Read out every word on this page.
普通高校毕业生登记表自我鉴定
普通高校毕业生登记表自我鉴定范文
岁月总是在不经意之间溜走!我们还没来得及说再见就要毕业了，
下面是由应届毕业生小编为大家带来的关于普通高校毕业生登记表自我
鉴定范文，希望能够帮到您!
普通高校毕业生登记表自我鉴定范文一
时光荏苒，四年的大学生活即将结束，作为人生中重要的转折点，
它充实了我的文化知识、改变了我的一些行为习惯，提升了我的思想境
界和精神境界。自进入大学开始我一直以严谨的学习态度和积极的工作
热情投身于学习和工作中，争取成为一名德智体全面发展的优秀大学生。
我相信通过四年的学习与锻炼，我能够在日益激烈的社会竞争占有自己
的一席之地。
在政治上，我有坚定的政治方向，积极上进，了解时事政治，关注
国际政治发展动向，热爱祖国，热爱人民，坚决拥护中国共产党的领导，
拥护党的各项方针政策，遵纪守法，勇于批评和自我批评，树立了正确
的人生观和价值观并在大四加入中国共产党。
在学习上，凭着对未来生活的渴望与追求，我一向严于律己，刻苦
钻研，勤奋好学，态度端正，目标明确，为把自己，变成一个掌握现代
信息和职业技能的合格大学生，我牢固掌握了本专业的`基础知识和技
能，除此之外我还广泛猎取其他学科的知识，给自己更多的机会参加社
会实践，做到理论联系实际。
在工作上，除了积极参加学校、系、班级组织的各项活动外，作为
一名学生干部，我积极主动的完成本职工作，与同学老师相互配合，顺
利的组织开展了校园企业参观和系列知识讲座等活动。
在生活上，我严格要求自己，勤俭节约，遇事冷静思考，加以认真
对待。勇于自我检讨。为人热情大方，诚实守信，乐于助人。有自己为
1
== == ==
Exercise details |
Each record should come back exactly as written.

Answer to this task |
Read out every word on this page.
普通高校毕业生登记表自我鉴定
普通高校毕业生登记表自我鉴定范文
岁月总是在不经意之间溜走!我们还没来得及说再见就要毕业了，
下面是由应届毕业生小编为大家带来的关于普通高校毕业生登记表自我
鉴定范文，希望能够帮到您!
普通高校毕业生登记表自我鉴定范文一
时光荏苒，四年的大学生活即将结束，作为人生中重要的转折点，
它充实了我的文化知识、改变了我的一些行为习惯，提升了我的思想境
界和精神境界。自进入大学开始我一直以严谨的学习态度和积极的工作
热情投身于学习和工作中，争取成为一名德智体全面发展的优秀大学生。
我相信通过四年的学习与锻炼，我能够在日益激烈的社会竞争占有自己
的一席之地。
在政治上，我有坚定的政治方向，积极上进，了解时事政治，关注
国际政治发展动向，热爱祖国，热爱人民，坚决拥护中国共产党的领导，
拥护党的各项方针政策，遵纪守法，勇于批评和自我批评，树立了正确
的人生观和价值观并在大四加入中国共产党。
在学习上，凭着对未来生活的渴望与追求，我一向严于律己，刻苦
钻研，勤奋好学，态度端正，目标明确，为把自己，变成一个掌握现代
信息和职业技能的合格大学生，我牢固掌握了本专业的`基础知识和技
能，除此之外我还广泛猎取其他学科的知识，给自己更多的机会参加社
会实践，做到理论联系实际。
在工作上，除了积极参加学校、系、班级组织的各项活动外，作为
一名学生干部，我积极主动的完成本职工作，与同学老师相互配合，顺
利的组织开展了校园企业参观和系列知识讲座等活动。
在生活上，我严格要求自己，勤俭节约，遇事冷静思考，加以认真
对待。勇于自我检讨。为人热情大方，诚实守信，乐于助人。有自己为
1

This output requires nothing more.